Yet there is nothing simple about creating connections between forms of people power. These strategies have radically different cultures that create real structural barriers. Parties pursue an electoral victory through a majority vote, whereas organisers and mobilisers seek to prosecute demands with a narrower constituency. This means that parties often have a more distant interest in specific communities, and a lack of time for deep relationships. Mobilisers and organisers value leadership differently. Mobilisers hope to create leadership through action, organisers cultivate leadership in every element of the work that they do. This means that mobilisers have a different approach to time – mobilisers are fast and organisers are slow. Mobilisers and organisers define their constituencies very differently, mobilisers build power with people who already agree with each other. This is narrower than an organiser’s goal which is to create common cause across people who are different. For each of these practices it is easy to place normative judgements and see one strategy as inferior to the other. Cultural conflict between these practices is commonplace. Yet our finding is that the strategies need each other if people are to be truly powerful in the city.

[Document layout analysis data]
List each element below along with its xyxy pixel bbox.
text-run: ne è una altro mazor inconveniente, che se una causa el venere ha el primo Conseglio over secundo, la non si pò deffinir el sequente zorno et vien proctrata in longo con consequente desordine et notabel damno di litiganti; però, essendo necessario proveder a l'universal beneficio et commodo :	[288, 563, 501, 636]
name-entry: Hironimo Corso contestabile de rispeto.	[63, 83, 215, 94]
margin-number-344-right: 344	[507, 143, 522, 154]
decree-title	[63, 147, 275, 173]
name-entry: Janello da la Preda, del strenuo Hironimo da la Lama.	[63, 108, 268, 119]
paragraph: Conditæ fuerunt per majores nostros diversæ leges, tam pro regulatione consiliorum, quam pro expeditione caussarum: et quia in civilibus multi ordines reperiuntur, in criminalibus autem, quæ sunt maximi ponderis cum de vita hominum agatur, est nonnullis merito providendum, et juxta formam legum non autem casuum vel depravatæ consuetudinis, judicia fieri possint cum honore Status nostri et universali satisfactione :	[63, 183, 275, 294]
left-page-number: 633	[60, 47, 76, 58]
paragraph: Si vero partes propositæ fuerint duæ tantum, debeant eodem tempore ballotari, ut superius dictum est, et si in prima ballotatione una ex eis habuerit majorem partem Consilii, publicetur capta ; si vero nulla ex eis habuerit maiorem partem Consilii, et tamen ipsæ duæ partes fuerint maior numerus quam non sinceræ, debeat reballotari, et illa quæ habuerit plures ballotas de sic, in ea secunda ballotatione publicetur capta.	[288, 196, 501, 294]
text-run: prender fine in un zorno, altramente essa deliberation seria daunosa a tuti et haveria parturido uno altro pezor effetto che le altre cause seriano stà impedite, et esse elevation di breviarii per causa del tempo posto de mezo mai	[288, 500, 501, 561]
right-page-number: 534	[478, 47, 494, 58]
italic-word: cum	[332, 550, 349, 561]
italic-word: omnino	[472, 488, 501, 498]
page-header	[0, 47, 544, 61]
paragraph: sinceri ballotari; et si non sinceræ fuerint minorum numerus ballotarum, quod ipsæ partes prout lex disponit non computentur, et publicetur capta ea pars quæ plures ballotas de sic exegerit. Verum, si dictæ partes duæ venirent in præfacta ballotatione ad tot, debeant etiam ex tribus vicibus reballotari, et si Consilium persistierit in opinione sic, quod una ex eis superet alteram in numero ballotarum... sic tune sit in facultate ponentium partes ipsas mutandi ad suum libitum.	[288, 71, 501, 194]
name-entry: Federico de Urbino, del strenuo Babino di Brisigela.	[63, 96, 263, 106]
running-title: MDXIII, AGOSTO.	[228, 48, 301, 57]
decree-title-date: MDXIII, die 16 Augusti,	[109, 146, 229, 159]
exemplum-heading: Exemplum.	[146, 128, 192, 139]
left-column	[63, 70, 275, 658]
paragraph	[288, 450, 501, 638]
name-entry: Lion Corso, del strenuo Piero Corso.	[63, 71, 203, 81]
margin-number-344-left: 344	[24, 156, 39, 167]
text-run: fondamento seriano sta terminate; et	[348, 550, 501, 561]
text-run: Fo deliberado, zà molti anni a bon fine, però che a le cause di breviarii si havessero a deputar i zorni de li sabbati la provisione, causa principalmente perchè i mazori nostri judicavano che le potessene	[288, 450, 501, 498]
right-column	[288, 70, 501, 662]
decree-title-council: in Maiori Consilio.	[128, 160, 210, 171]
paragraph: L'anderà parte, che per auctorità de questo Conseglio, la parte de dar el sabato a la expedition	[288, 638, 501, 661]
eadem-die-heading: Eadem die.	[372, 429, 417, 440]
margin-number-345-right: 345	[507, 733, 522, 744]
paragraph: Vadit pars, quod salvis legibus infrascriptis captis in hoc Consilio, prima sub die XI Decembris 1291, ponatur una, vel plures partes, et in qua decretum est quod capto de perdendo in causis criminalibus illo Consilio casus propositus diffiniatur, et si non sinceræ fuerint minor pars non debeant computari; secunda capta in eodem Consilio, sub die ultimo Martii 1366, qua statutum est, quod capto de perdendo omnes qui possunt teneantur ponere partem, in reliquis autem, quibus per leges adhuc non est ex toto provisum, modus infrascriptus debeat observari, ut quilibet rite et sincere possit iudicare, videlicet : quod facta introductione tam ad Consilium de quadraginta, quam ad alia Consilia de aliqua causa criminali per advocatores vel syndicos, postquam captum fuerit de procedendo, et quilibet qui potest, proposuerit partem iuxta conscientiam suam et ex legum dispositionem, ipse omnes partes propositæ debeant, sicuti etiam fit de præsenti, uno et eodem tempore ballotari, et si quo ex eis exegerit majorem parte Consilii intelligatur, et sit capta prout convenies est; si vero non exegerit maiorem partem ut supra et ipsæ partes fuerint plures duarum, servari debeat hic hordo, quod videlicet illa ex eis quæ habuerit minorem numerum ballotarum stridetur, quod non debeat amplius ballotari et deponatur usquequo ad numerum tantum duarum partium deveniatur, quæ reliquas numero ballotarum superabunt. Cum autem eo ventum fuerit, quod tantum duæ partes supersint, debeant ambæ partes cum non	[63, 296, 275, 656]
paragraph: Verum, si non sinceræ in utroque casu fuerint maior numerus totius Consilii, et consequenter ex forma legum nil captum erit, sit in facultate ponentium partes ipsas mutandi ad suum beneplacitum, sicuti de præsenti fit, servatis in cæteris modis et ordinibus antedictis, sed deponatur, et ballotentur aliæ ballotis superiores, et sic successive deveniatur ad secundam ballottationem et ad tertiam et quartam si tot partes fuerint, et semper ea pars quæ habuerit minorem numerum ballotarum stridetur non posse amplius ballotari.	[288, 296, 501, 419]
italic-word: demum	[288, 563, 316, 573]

| Check your understanding |
1. Name each group whose approach to building people power is compared in the passage on people power.
2. Please carry the passage on people power forward from its final sentence.

| Responses to the tasks |
1. Parties, organisers, mobilisers

2.
These are difficult times. Crisis not only invites us to keep doing what we are doing but asks us to explore how we can partner with those who do it differently. Organising has an immense history, but on a world scale it is one of a variety of strategies for change in our cities and across our nations. There is evidence that connecting organising with other forms of people power strengths the change we can achieve. That is the kind of people power we need today.